Problem statement
Transcribe every line exactly. Leave the pictures behind.

Provided data
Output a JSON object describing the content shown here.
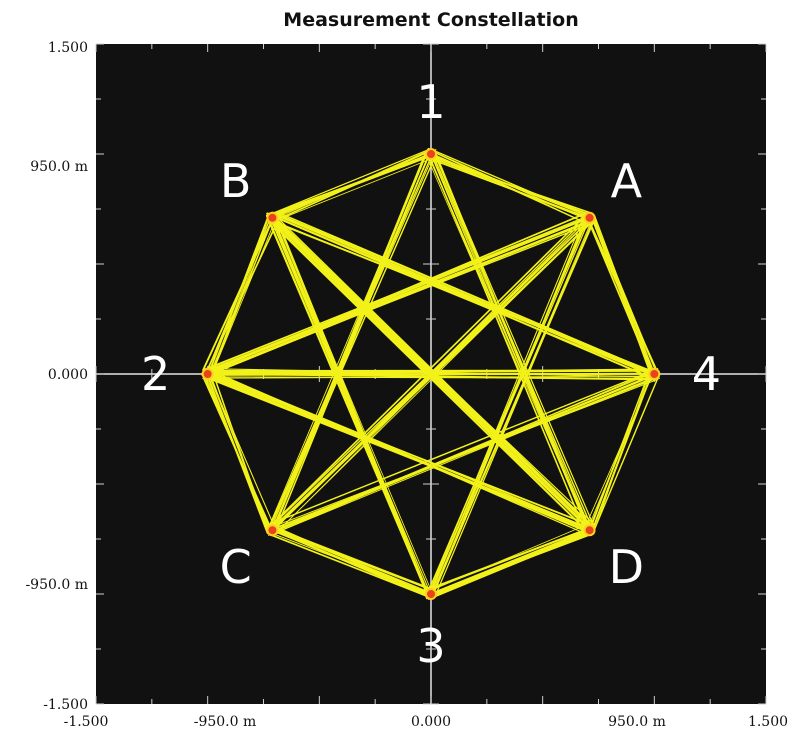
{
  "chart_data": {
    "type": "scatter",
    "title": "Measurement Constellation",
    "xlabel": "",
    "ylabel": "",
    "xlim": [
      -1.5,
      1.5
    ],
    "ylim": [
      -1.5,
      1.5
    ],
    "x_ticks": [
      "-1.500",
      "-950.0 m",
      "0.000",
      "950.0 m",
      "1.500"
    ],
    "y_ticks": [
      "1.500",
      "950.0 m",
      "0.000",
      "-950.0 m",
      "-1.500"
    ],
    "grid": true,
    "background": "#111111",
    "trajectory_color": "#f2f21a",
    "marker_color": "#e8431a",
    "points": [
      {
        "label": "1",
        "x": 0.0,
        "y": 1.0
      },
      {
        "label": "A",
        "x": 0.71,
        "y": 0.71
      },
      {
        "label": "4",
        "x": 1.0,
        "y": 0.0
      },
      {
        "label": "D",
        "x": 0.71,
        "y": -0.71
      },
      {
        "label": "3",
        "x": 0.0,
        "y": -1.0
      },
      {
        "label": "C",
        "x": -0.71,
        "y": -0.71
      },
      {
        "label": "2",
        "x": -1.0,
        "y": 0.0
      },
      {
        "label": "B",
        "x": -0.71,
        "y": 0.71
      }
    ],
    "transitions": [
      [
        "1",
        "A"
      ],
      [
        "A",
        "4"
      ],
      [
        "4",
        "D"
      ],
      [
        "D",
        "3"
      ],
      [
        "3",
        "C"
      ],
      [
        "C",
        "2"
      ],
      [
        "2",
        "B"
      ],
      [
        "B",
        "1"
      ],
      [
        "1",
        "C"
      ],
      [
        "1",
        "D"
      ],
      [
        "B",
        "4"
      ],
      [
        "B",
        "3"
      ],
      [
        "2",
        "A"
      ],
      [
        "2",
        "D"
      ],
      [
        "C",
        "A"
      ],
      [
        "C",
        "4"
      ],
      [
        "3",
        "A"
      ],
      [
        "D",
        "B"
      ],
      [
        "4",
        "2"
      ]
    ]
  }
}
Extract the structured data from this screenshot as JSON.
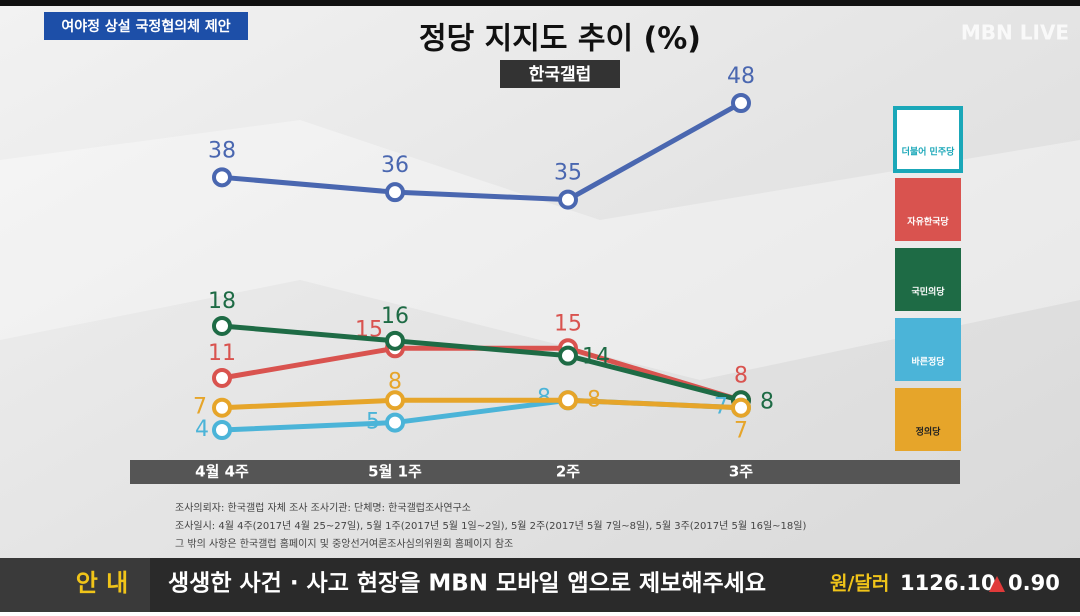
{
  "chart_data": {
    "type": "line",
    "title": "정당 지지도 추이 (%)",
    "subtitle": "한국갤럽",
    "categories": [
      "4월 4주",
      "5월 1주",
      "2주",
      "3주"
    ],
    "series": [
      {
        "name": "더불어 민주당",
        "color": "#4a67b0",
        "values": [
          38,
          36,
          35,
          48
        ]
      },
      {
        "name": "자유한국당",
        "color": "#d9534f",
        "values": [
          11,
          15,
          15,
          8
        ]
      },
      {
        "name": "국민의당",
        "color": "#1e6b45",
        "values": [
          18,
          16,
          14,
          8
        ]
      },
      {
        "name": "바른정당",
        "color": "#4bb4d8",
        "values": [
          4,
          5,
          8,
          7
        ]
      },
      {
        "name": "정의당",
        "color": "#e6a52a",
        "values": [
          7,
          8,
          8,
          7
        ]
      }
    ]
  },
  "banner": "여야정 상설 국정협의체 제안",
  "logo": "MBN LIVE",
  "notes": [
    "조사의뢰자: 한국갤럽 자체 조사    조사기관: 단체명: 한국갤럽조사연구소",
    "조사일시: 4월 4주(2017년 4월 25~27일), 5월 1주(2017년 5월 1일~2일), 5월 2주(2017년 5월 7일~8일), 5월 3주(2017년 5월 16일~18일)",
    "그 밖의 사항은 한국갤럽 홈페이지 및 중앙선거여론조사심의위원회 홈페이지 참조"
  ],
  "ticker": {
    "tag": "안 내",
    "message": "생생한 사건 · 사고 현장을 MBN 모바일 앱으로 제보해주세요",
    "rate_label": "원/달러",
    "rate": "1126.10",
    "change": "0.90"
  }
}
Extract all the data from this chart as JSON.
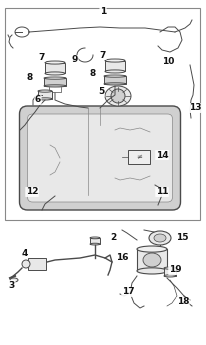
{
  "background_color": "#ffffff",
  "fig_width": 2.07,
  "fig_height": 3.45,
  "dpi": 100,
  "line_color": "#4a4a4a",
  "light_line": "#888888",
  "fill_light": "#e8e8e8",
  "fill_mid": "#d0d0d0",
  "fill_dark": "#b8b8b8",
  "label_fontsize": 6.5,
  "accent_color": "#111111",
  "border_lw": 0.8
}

Result
Output a JSON object describing the content shown here.
{
  "chart_data": {
    "type": "scatter",
    "title": "Measurement Constellation",
    "xlabel": "",
    "ylabel": "",
    "xlim": [
      -1.5,
      1.5
    ],
    "ylim": [
      -1.5,
      1.5
    ],
    "x_ticks": [
      "-1.500",
      "-950.0 m",
      "0.000",
      "950.0 m",
      "1.500"
    ],
    "y_ticks": [
      "1.500",
      "950.0 m",
      "0.000",
      "-950.0 m",
      "-1.500"
    ],
    "grid": true,
    "background": "#111111",
    "trajectory_color": "#f2f21a",
    "marker_color": "#e8431a",
    "points": [
      {
        "label": "1",
        "x": 0.0,
        "y": 1.0
      },
      {
        "label": "A",
        "x": 0.71,
        "y": 0.71
      },
      {
        "label": "4",
        "x": 1.0,
        "y": 0.0
      },
      {
        "label": "D",
        "x": 0.71,
        "y": -0.71
      },
      {
        "label": "3",
        "x": 0.0,
        "y": -1.0
      },
      {
        "label": "C",
        "x": -0.71,
        "y": -0.71
      },
      {
        "label": "2",
        "x": -1.0,
        "y": 0.0
      },
      {
        "label": "B",
        "x": -0.71,
        "y": 0.71
      }
    ],
    "transitions": [
      [
        "1",
        "A"
      ],
      [
        "A",
        "4"
      ],
      [
        "4",
        "D"
      ],
      [
        "D",
        "3"
      ],
      [
        "3",
        "C"
      ],
      [
        "C",
        "2"
      ],
      [
        "2",
        "B"
      ],
      [
        "B",
        "1"
      ],
      [
        "1",
        "C"
      ],
      [
        "1",
        "D"
      ],
      [
        "B",
        "4"
      ],
      [
        "B",
        "3"
      ],
      [
        "2",
        "A"
      ],
      [
        "2",
        "D"
      ],
      [
        "C",
        "A"
      ],
      [
        "C",
        "4"
      ],
      [
        "3",
        "A"
      ],
      [
        "D",
        "B"
      ],
      [
        "4",
        "2"
      ]
    ]
  }
}
Extract the structured data from this screenshot as JSON.
{
  "chart_data": {
    "type": "line",
    "title": "정당 지지도 추이 (%)",
    "subtitle": "한국갤럽",
    "categories": [
      "4월 4주",
      "5월 1주",
      "2주",
      "3주"
    ],
    "series": [
      {
        "name": "더불어 민주당",
        "color": "#4a67b0",
        "values": [
          38,
          36,
          35,
          48
        ]
      },
      {
        "name": "자유한국당",
        "color": "#d9534f",
        "values": [
          11,
          15,
          15,
          8
        ]
      },
      {
        "name": "국민의당",
        "color": "#1e6b45",
        "values": [
          18,
          16,
          14,
          8
        ]
      },
      {
        "name": "바른정당",
        "color": "#4bb4d8",
        "values": [
          4,
          5,
          8,
          7
        ]
      },
      {
        "name": "정의당",
        "color": "#e6a52a",
        "values": [
          7,
          8,
          8,
          7
        ]
      }
    ]
  },
  "banner": "여야정 상설 국정협의체 제안",
  "logo": "MBN LIVE",
  "notes": [
    "조사의뢰자: 한국갤럽 자체 조사    조사기관: 단체명: 한국갤럽조사연구소",
    "조사일시: 4월 4주(2017년 4월 25~27일), 5월 1주(2017년 5월 1일~2일), 5월 2주(2017년 5월 7일~8일), 5월 3주(2017년 5월 16일~18일)",
    "그 밖의 사항은 한국갤럽 홈페이지 및 중앙선거여론조사심의위원회 홈페이지 참조"
  ],
  "ticker": {
    "tag": "안 내",
    "message": "생생한 사건 · 사고 현장을 MBN 모바일 앱으로 제보해주세요",
    "rate_label": "원/달러",
    "rate": "1126.10",
    "change": "0.90"
  }
}
Extract all the data from this chart as JSON.
{
  "background_color": "#ffffff",
  "fig_width": 2.07,
  "fig_height": 3.45,
  "dpi": 100,
  "line_color": "#4a4a4a",
  "light_line": "#888888",
  "fill_light": "#e8e8e8",
  "fill_mid": "#d0d0d0",
  "fill_dark": "#b8b8b8",
  "label_fontsize": 6.5,
  "accent_color": "#111111",
  "border_lw": 0.8
}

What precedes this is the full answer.